───── Fragmento ─────

Los padres de familia y acudientes no sólo llegan con una lista de materiales, sino también con un signo de interrogación sobre sus cabezas al desconocer qué es lo que realmente están buscando. Disfrutamos ver sus rostros cuando les entregamos lo solicitado, siempre resulta ser lo menos esperado.
Deseamos bendiciones y Flores Frescas para todos esos acudientes que demuestran su amor lanzándose diariamente a la cacería de ganchos mariposa, colas de rata y rabos de micho.
Saludos cordiales y los mejores deseos de éxitos para el personal de Ellas,
Atentamente,
Fátima Cosme
Aguadulce, Coclé
Espantando moscas
Felicidades por tan variado suplemento. No me queda más que unirme al comentario esbozado en este artículo (‘Peor que una mosca en el escritorio’, 28 de septiembre), estas experiencias son en extremo irritantes, pues hay quienes desean realmente justificar su salario con el sudor de su frente, pero hay otros que nacieron para ser un fastidio, y como bien mencionas, la fortuna los acompaña, porque difícilmente son víctimas de alguna reprimenda (justificada de sobra), por alguno de sus superiores.
No sé cómo hacen para salir airosos todos los días de pago, por ejemplo, sin verse afectados por ninguna clase de descuento por tiempo improductivo.
Saludos a todos y éxito,
Querima Pinillo M.

─────

Tarea 1 — Repite el texto del fragmento entre «No sé cómo hacen» y «Querima Pinillo M.», ambos incluidos.
Tarea 2 — En la carta «Espantando moscas» del fragmento, ¿por qué se afirma que la fortuna acompaña a quienes nacieron para ser un fastidio? Responde en una a tres oraciones.

───── Datos extraídos ─────

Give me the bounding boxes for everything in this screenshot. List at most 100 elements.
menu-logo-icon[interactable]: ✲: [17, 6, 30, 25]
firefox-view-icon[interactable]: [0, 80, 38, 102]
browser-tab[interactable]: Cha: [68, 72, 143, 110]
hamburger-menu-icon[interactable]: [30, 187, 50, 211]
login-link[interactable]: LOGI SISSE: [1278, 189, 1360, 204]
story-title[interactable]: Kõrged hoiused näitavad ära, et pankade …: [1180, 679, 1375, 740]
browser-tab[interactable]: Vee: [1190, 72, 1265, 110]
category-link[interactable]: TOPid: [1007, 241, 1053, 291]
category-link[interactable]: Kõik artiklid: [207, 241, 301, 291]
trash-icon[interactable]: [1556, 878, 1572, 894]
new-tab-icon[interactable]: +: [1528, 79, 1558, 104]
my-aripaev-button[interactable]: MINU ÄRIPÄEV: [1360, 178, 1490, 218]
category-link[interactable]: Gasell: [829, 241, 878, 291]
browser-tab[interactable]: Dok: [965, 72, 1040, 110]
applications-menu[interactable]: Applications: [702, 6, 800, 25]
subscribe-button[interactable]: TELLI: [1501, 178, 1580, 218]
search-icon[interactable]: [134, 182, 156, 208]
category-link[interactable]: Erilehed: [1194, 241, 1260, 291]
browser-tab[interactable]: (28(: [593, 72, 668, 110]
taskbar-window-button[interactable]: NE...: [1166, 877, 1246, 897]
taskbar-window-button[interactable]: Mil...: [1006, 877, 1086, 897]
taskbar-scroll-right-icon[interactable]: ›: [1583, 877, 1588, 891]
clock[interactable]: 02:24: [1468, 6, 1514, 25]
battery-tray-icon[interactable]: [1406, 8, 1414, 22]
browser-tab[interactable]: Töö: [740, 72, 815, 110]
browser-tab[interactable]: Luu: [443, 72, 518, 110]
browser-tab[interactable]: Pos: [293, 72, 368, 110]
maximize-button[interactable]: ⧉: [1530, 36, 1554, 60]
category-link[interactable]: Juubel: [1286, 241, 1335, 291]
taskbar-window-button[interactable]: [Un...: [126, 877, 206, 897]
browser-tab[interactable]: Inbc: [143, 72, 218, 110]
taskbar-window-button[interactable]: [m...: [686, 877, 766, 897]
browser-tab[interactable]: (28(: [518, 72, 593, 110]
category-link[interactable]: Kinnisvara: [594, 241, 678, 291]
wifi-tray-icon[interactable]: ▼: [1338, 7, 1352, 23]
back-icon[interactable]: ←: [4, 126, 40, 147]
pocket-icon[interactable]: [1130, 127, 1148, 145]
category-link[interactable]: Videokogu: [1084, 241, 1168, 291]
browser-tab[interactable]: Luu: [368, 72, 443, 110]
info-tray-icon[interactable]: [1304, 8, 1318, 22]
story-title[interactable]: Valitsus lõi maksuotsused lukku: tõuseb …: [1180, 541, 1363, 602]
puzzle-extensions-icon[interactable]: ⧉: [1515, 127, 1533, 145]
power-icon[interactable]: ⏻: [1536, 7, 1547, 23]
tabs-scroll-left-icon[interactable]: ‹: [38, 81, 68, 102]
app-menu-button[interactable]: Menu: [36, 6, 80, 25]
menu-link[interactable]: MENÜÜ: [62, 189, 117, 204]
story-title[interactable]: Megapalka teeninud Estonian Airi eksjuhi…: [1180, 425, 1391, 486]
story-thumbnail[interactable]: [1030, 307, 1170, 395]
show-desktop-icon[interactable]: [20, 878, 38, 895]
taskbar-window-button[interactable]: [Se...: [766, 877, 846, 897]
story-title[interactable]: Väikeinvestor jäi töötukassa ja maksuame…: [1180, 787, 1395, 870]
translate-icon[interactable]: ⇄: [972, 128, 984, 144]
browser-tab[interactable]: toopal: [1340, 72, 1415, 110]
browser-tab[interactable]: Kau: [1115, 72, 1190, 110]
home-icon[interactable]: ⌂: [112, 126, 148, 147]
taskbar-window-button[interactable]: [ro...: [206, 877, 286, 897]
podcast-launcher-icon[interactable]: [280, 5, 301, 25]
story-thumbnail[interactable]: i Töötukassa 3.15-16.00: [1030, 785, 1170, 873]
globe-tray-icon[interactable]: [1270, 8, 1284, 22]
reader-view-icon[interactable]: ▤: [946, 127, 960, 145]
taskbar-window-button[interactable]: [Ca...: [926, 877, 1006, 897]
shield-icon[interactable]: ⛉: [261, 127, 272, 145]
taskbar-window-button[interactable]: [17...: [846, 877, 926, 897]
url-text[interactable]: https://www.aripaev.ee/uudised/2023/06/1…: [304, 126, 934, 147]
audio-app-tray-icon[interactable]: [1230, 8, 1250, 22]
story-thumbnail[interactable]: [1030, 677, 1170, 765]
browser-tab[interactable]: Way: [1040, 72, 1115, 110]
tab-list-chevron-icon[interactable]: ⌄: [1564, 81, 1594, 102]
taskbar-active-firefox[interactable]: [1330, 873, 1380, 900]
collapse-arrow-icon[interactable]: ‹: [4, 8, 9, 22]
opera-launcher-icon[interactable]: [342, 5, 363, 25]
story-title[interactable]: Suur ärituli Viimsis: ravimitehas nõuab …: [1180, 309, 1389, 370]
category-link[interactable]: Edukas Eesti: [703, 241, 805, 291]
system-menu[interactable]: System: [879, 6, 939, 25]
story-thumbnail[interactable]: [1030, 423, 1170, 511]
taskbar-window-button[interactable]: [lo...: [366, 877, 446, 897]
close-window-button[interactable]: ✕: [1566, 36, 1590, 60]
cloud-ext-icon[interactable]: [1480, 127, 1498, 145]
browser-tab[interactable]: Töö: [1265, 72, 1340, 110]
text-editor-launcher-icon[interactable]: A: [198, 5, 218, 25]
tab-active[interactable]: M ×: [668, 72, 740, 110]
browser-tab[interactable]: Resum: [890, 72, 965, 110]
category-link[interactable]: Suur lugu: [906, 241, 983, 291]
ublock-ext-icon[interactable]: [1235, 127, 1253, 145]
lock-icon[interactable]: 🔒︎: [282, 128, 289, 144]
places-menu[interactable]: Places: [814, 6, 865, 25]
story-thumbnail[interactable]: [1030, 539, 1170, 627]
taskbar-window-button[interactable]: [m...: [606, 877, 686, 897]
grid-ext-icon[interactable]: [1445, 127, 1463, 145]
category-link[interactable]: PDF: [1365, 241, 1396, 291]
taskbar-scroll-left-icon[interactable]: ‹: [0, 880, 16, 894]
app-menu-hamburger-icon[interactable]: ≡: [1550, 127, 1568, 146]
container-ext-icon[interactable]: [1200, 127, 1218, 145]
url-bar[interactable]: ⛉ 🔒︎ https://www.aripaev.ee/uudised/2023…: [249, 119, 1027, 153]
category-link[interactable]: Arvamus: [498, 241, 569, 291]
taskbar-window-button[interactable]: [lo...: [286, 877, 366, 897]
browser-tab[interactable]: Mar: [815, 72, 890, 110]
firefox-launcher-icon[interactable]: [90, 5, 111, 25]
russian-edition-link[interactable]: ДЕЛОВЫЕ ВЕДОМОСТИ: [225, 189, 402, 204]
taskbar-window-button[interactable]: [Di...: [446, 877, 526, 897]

─────

Respuesta 1 —
No sé cómo hacen para salir airosos todos los días de pago, por ejemplo, sin verse afectados por ninguna clase de descuento por tiempo improductivo.
Saludos a todos y éxito,
Querima Pinillo M.

Respuesta 2 — Porque difícilmente son víctimas de alguna reprimenda por parte de sus superiores, aunque esa reprimenda estaría justificada de sobra.